§ **RECORDS PROVIDED**:

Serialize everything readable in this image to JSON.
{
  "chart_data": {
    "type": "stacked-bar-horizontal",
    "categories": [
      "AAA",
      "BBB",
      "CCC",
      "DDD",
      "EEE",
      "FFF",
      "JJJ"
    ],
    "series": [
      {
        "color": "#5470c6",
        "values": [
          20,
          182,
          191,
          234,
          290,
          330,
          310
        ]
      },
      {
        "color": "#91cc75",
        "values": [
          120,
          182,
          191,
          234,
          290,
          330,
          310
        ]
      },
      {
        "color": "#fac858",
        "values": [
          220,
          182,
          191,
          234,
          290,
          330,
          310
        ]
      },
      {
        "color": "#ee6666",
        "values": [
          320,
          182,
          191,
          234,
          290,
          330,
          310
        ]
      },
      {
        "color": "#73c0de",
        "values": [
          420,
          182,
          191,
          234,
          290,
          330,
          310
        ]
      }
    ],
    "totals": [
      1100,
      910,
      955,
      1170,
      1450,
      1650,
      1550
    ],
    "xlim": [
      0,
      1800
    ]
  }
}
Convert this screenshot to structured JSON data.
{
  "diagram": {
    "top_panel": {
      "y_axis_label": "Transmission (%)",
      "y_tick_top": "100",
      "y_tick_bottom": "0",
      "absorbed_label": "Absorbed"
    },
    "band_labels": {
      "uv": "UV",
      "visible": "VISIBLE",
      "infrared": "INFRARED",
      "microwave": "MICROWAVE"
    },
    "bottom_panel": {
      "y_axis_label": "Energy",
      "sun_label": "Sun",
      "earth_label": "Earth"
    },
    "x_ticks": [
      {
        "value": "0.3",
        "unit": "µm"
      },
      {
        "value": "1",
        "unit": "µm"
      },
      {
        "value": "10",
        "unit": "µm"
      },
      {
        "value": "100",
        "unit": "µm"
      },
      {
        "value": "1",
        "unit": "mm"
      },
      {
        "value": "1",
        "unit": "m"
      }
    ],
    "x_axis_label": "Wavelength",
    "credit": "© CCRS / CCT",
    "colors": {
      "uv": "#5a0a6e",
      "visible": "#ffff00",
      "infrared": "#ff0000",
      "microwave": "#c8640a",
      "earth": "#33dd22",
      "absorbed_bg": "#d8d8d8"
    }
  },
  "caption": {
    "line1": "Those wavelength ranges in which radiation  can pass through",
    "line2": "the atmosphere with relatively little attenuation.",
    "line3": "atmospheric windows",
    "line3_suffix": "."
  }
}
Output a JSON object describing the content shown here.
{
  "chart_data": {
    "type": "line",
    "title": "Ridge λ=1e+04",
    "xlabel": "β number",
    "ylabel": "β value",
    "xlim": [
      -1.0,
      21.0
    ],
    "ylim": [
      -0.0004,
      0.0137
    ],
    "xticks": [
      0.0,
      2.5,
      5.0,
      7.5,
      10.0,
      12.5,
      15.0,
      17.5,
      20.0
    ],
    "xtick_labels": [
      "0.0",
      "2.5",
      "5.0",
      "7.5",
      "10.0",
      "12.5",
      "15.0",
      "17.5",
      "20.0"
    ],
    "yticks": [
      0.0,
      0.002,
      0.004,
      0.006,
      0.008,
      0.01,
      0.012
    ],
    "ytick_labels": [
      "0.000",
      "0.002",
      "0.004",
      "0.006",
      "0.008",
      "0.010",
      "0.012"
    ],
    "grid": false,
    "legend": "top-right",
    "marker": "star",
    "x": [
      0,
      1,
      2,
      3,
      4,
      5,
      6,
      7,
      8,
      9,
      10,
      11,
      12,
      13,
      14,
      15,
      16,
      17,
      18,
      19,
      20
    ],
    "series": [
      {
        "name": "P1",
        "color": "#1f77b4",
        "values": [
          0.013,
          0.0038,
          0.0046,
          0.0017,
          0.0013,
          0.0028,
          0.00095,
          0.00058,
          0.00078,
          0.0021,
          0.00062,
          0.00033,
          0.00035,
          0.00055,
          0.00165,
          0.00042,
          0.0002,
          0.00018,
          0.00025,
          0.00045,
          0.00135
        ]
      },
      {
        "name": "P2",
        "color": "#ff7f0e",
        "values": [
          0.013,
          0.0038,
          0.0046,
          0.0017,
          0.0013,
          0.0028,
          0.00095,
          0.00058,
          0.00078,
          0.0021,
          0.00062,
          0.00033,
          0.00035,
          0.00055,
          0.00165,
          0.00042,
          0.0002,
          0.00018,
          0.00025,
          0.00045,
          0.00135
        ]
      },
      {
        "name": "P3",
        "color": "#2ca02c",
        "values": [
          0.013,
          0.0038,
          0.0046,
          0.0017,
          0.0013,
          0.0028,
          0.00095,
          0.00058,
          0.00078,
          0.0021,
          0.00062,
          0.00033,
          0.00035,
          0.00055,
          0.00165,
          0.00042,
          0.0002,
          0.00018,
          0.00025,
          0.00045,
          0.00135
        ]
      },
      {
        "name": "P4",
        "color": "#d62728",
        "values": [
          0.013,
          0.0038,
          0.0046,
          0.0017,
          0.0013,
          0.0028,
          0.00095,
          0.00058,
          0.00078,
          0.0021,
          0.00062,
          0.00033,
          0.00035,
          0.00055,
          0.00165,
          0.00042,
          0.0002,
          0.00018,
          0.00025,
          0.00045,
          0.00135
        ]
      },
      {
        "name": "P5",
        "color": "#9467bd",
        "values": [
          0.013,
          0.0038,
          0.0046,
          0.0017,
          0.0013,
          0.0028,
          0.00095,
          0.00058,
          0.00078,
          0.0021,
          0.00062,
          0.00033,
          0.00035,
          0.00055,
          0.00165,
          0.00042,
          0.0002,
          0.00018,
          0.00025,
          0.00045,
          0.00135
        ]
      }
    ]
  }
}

§ **GOAL**: Repeat the whole listing exactly, keeping every line intact.

§ **PROBLEM SOLUTION**:
Serialize everything readable in this image to JSON.
{
  "chart_data": {
    "type": "stacked-bar-horizontal",
    "categories": [
      "AAA",
      "BBB",
      "CCC",
      "DDD",
      "EEE",
      "FFF",
      "JJJ"
    ],
    "series": [
      {
        "color": "#5470c6",
        "values": [
          20,
          182,
          191,
          234,
          290,
          330,
          310
        ]
      },
      {
        "color": "#91cc75",
        "values": [
          120,
          182,
          191,
          234,
          290,
          330,
          310
        ]
      },
      {
        "color": "#fac858",
        "values": [
          220,
          182,
          191,
          234,
          290,
          330,
          310
        ]
      },
      {
        "color": "#ee6666",
        "values": [
          320,
          182,
          191,
          234,
          290,
          330,
          310
        ]
      },
      {
        "color": "#73c0de",
        "values": [
          420,
          182,
          191,
          234,
          290,
          330,
          310
        ]
      }
    ],
    "totals": [
      1100,
      910,
      955,
      1170,
      1450,
      1650,
      1550
    ],
    "xlim": [
      0,
      1800
    ]
  }
}
Convert this screenshot to structured JSON data.
{
  "diagram": {
    "top_panel": {
      "y_axis_label": "Transmission (%)",
      "y_tick_top": "100",
      "y_tick_bottom": "0",
      "absorbed_label": "Absorbed"
    },
    "band_labels": {
      "uv": "UV",
      "visible": "VISIBLE",
      "infrared": "INFRARED",
      "microwave": "MICROWAVE"
    },
    "bottom_panel": {
      "y_axis_label": "Energy",
      "sun_label": "Sun",
      "earth_label": "Earth"
    },
    "x_ticks": [
      {
        "value": "0.3",
        "unit": "µm"
      },
      {
        "value": "1",
        "unit": "µm"
      },
      {
        "value": "10",
        "unit": "µm"
      },
      {
        "value": "100",
        "unit": "µm"
      },
      {
        "value": "1",
        "unit": "mm"
      },
      {
        "value": "1",
        "unit": "m"
      }
    ],
    "x_axis_label": "Wavelength",
    "credit": "© CCRS / CCT",
    "colors": {
      "uv": "#5a0a6e",
      "visible": "#ffff00",
      "infrared": "#ff0000",
      "microwave": "#c8640a",
      "earth": "#33dd22",
      "absorbed_bg": "#d8d8d8"
    }
  },
  "caption": {
    "line1": "Those wavelength ranges in which radiation  can pass through",
    "line2": "the atmosphere with relatively little attenuation.",
    "line3": "atmospheric windows",
    "line3_suffix": "."
  }
}
Output a JSON object describing the content shown here.
{
  "chart_data": {
    "type": "line",
    "title": "Ridge λ=1e+04",
    "xlabel": "β number",
    "ylabel": "β value",
    "xlim": [
      -1.0,
      21.0
    ],
    "ylim": [
      -0.0004,
      0.0137
    ],
    "xticks": [
      0.0,
      2.5,
      5.0,
      7.5,
      10.0,
      12.5,
      15.0,
      17.5,
      20.0
    ],
    "xtick_labels": [
      "0.0",
      "2.5",
      "5.0",
      "7.5",
      "10.0",
      "12.5",
      "15.0",
      "17.5",
      "20.0"
    ],
    "yticks": [
      0.0,
      0.002,
      0.004,
      0.006,
      0.008,
      0.01,
      0.012
    ],
    "ytick_labels": [
      "0.000",
      "0.002",
      "0.004",
      "0.006",
      "0.008",
      "0.010",
      "0.012"
    ],
    "grid": false,
    "legend": "top-right",
    "marker": "star",
    "x": [
      0,
      1,
      2,
      3,
      4,
      5,
      6,
      7,
      8,
      9,
      10,
      11,
      12,
      13,
      14,
      15,
      16,
      17,
      18,
      19,
      20
    ],
    "series": [
      {
        "name": "P1",
        "color": "#1f77b4",
        "values": [
          0.013,
          0.0038,
          0.0046,
          0.0017,
          0.0013,
          0.0028,
          0.00095,
          0.00058,
          0.00078,
          0.0021,
          0.00062,
          0.00033,
          0.00035,
          0.00055,
          0.00165,
          0.00042,
          0.0002,
          0.00018,
          0.00025,
          0.00045,
          0.00135
        ]
      },
      {
        "name": "P2",
        "color": "#ff7f0e",
        "values": [
          0.013,
          0.0038,
          0.0046,
          0.0017,
          0.0013,
          0.0028,
          0.00095,
          0.00058,
          0.00078,
          0.0021,
          0.00062,
          0.00033,
          0.00035,
          0.00055,
          0.00165,
          0.00042,
          0.0002,
          0.00018,
          0.00025,
          0.00045,
          0.00135
        ]
      },
      {
        "name": "P3",
        "color": "#2ca02c",
        "values": [
          0.013,
          0.0038,
          0.0046,
          0.0017,
          0.0013,
          0.0028,
          0.00095,
          0.00058,
          0.00078,
          0.0021,
          0.00062,
          0.00033,
          0.00035,
          0.00055,
          0.00165,
          0.00042,
          0.0002,
          0.00018,
          0.00025,
          0.00045,
          0.00135
        ]
      },
      {
        "name": "P4",
        "color": "#d62728",
        "values": [
          0.013,
          0.0038,
          0.0046,
          0.0017,
          0.0013,
          0.0028,
          0.00095,
          0.00058,
          0.00078,
          0.0021,
          0.00062,
          0.00033,
          0.00035,
          0.00055,
          0.00165,
          0.00042,
          0.0002,
          0.00018,
          0.00025,
          0.00045,
          0.00135
        ]
      },
      {
        "name": "P5",
        "color": "#9467bd",
        "values": [
          0.013,
          0.0038,
          0.0046,
          0.0017,
          0.0013,
          0.0028,
          0.00095,
          0.00058,
          0.00078,
          0.0021,
          0.00062,
          0.00033,
          0.00035,
          0.00055,
          0.00165,
          0.00042,
          0.0002,
          0.00018,
          0.00025,
          0.00045,
          0.00135
        ]
      }
    ]
  }
}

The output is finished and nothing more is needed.